Copy out the rows below word for word, from the first one through the row containing "participant-tile[interactable]: KL karla", including both ends.

▸ Task data:
----

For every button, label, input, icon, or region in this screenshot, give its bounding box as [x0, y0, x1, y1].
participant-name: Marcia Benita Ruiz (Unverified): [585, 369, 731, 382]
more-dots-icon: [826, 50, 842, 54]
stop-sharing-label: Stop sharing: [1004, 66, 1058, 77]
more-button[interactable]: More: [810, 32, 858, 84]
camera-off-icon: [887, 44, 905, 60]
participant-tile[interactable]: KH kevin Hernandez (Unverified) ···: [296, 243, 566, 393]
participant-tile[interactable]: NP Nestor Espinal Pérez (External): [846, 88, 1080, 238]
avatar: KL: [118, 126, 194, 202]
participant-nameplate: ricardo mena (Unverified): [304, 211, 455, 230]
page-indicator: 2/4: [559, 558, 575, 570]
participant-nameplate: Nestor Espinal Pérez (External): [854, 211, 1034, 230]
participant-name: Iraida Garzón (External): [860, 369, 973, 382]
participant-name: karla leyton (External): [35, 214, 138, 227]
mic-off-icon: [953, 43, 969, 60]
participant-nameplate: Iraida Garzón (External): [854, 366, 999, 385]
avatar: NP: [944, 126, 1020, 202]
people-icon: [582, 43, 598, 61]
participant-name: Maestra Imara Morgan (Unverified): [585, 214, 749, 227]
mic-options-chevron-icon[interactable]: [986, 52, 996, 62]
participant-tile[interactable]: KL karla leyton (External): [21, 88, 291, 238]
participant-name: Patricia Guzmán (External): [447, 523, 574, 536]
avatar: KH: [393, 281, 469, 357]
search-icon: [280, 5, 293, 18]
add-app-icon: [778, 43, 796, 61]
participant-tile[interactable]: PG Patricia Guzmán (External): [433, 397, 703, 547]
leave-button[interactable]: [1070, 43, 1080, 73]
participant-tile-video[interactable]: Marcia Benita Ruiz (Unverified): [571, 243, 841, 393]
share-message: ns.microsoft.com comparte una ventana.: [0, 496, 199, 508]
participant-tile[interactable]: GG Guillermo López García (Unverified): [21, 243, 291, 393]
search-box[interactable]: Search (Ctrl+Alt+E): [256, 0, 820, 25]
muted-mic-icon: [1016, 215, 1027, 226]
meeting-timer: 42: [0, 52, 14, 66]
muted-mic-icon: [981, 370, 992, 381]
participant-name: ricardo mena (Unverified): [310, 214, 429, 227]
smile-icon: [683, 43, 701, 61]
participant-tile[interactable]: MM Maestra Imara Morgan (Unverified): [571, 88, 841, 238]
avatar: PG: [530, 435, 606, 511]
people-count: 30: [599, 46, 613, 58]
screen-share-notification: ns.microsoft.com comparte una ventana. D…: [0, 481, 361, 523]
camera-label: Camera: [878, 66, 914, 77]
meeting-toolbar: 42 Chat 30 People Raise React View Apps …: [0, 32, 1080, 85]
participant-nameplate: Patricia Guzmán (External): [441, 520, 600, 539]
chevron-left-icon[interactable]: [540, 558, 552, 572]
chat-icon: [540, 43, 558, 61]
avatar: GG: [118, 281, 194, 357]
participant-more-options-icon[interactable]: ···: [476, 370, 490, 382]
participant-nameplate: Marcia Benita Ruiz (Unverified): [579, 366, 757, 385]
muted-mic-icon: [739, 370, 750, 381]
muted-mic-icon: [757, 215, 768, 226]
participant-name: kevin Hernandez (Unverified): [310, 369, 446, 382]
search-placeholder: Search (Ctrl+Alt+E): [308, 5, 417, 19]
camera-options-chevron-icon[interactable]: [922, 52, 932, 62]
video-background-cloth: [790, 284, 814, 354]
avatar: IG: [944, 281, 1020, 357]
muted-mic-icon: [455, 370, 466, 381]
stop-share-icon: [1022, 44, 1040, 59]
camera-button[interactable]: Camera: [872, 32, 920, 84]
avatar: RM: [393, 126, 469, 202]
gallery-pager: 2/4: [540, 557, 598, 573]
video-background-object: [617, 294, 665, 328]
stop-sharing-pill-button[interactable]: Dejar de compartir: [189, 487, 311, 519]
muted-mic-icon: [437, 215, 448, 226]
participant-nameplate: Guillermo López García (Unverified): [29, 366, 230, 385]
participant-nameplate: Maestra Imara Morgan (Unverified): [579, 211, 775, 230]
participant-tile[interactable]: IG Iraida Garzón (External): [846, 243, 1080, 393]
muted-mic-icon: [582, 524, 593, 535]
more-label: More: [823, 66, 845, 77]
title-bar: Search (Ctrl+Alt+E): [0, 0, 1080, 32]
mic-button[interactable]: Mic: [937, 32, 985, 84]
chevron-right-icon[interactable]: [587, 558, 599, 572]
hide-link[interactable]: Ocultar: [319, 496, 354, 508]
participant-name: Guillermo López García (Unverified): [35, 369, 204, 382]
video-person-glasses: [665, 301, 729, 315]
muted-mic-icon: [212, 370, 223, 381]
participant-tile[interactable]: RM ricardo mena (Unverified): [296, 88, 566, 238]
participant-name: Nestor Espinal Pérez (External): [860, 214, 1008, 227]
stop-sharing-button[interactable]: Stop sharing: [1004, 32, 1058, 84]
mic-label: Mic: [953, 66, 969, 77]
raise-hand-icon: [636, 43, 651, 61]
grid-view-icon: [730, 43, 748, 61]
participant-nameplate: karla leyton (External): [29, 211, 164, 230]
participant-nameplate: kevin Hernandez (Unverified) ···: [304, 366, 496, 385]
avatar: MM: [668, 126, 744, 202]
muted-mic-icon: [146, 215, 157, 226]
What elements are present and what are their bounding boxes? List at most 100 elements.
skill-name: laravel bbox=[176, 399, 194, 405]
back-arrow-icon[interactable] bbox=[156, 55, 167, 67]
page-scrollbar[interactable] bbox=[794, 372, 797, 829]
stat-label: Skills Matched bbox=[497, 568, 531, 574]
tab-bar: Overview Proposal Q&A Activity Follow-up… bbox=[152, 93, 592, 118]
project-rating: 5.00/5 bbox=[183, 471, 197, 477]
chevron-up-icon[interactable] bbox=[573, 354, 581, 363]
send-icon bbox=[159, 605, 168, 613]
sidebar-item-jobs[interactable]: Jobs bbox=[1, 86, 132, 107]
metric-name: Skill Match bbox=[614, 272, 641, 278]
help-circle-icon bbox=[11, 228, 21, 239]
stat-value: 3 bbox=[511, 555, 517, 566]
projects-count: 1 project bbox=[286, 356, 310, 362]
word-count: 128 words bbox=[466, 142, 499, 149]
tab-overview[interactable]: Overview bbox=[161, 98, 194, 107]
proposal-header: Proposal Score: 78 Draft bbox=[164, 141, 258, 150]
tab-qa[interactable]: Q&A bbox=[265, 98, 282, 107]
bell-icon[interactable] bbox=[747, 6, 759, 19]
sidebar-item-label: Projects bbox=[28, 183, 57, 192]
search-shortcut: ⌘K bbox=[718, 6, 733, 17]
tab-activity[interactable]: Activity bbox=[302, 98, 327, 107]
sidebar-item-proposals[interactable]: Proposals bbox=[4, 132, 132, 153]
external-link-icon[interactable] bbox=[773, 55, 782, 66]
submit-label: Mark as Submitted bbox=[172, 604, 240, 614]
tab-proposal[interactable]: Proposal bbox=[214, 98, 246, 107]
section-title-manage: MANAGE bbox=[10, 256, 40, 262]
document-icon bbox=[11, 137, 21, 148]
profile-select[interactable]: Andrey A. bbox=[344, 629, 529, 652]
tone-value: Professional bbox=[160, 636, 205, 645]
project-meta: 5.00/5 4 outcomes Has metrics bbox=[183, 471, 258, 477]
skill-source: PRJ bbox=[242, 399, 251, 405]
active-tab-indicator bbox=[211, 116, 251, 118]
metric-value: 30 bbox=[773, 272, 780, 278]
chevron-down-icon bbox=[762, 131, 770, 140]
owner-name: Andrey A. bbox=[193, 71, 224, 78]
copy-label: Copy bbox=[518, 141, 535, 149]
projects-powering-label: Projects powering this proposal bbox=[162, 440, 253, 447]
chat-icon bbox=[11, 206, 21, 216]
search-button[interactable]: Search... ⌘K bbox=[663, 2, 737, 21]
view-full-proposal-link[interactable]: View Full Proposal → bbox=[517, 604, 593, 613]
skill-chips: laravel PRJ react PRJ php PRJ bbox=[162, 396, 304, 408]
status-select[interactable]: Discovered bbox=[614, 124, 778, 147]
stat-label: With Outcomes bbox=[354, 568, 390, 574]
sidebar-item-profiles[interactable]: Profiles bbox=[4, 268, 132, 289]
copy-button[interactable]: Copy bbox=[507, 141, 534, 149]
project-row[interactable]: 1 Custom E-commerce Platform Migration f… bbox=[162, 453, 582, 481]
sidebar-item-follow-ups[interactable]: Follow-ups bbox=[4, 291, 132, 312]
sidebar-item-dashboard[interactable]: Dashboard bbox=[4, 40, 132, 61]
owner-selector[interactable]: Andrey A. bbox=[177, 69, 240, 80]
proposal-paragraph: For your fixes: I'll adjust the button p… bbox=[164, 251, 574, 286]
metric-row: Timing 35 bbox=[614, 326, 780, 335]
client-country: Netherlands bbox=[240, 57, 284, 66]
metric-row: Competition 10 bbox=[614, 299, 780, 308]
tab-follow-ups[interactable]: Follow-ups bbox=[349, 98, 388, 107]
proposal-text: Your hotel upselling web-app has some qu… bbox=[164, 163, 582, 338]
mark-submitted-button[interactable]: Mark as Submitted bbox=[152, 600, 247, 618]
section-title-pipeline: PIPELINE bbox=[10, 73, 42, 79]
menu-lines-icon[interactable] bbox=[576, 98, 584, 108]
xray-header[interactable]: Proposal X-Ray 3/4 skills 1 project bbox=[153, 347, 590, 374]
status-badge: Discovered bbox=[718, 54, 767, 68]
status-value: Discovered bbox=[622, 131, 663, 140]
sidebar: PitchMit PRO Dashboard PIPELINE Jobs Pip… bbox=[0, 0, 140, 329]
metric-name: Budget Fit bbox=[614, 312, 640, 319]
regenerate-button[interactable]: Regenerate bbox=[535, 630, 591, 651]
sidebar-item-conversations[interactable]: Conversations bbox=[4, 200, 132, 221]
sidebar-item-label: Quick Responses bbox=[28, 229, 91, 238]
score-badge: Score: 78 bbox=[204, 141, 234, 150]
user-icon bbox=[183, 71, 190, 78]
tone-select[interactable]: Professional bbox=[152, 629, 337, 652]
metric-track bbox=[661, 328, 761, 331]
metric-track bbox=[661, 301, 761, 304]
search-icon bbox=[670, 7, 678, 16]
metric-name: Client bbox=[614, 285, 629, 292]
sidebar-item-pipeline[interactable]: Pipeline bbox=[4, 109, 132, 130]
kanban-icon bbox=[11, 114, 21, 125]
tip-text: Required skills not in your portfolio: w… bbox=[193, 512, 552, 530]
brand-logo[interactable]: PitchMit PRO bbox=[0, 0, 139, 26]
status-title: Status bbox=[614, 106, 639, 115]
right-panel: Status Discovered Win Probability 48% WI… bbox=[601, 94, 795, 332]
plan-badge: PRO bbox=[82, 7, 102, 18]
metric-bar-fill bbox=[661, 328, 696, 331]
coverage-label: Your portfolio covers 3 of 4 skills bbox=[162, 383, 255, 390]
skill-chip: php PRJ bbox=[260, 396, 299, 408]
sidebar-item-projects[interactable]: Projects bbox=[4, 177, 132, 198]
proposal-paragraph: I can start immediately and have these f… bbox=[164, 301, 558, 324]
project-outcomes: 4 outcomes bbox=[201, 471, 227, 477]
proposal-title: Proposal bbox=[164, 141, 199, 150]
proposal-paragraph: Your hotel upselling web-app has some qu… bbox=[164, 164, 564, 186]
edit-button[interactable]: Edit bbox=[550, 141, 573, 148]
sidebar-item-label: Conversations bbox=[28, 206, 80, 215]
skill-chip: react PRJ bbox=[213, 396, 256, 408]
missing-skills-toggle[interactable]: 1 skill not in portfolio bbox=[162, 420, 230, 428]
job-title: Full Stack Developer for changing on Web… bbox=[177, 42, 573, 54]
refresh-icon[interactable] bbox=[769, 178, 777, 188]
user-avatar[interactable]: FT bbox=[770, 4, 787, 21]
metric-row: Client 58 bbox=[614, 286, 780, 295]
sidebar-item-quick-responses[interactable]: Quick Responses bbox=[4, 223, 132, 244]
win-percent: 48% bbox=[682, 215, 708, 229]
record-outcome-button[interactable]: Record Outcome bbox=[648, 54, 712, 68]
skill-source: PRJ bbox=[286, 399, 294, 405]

----

▸ Finished task:
For every button, label, input, icon, or region in this screenshot, give its bounding box as [x0, y0, x1, y1].
participant-name: Marcia Benita Ruiz (Unverified): [585, 369, 731, 382]
more-dots-icon: [826, 50, 842, 54]
stop-sharing-label: Stop sharing: [1004, 66, 1058, 77]
more-button[interactable]: More: [810, 32, 858, 84]
camera-off-icon: [887, 44, 905, 60]
participant-tile[interactable]: KH kevin Hernandez (Unverified) ···: [296, 243, 566, 393]
participant-tile[interactable]: NP Nestor Espinal Pérez (External): [846, 88, 1080, 238]
avatar: KL: [118, 126, 194, 202]
participant-nameplate: ricardo mena (Unverified): [304, 211, 455, 230]
page-indicator: 2/4: [559, 558, 575, 570]
participant-nameplate: Nestor Espinal Pérez (External): [854, 211, 1034, 230]
participant-name: Iraida Garzón (External): [860, 369, 973, 382]
participant-name: karla leyton (External): [35, 214, 138, 227]
mic-off-icon: [953, 43, 969, 60]
participant-nameplate: Iraida Garzón (External): [854, 366, 999, 385]
avatar: NP: [944, 126, 1020, 202]
people-icon: [582, 43, 598, 61]
participant-name: Maestra Imara Morgan (Unverified): [585, 214, 749, 227]
mic-options-chevron-icon[interactable]: [986, 52, 996, 62]
participant-tile[interactable]: KL karla leyton (External): [21, 88, 291, 238]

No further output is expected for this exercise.